%%

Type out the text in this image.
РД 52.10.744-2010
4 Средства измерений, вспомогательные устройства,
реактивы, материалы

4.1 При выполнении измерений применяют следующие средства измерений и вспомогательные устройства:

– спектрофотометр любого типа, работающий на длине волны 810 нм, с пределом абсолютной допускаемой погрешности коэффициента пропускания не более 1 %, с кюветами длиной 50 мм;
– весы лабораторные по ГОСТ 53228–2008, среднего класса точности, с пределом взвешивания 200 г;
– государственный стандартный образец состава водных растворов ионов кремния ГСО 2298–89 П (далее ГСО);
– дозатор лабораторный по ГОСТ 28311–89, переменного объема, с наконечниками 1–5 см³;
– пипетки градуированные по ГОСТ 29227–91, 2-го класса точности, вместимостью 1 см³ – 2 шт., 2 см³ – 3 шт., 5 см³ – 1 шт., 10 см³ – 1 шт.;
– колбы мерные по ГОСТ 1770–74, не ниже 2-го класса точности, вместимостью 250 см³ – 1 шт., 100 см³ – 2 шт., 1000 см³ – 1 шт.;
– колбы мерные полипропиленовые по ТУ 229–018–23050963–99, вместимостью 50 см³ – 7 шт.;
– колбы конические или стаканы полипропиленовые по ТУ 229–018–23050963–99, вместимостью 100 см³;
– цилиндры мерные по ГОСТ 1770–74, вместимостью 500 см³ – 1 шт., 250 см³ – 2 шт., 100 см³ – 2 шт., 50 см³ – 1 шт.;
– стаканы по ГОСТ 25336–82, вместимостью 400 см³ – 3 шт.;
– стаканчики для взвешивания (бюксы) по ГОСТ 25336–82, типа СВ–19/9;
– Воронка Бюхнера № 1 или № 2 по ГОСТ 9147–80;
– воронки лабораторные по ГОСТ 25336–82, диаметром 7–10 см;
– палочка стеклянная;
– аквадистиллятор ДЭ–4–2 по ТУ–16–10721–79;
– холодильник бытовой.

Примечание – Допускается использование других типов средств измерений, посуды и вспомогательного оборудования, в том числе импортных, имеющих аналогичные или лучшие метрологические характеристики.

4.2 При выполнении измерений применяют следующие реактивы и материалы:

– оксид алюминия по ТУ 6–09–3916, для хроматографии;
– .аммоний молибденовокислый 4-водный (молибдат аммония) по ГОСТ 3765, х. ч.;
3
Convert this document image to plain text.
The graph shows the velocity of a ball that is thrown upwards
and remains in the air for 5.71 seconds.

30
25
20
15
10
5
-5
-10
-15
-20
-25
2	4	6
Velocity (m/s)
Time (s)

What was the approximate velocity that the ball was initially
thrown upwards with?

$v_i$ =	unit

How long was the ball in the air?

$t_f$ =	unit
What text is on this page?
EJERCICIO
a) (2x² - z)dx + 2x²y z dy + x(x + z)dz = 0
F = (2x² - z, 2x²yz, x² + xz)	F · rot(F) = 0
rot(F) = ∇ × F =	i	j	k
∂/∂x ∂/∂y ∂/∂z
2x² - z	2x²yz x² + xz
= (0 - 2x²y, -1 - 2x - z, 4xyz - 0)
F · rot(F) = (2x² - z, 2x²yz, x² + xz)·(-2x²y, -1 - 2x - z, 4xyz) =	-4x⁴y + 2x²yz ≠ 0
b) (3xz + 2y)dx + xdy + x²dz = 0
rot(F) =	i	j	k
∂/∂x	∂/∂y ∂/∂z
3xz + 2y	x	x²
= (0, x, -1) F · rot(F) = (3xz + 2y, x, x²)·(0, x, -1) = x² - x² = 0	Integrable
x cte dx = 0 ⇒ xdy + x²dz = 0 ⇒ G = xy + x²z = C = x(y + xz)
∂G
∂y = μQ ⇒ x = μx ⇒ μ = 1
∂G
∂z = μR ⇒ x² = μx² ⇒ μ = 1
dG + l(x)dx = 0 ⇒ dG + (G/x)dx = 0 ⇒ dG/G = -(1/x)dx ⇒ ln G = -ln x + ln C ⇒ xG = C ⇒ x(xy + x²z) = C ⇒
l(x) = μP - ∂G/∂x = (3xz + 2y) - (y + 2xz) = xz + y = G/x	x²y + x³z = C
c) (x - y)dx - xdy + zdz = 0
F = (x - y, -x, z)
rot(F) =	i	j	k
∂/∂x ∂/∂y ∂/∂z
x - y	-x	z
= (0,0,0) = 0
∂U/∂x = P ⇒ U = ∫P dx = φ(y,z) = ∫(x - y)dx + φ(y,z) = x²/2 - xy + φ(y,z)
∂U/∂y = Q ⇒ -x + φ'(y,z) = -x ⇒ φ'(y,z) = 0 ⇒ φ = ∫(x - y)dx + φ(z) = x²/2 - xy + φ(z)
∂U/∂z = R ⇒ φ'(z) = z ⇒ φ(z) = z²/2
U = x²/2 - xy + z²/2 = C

%%

Copy each line above that contains the string "What".

What was the approximate velocity that the ball was initially
What text is on this page?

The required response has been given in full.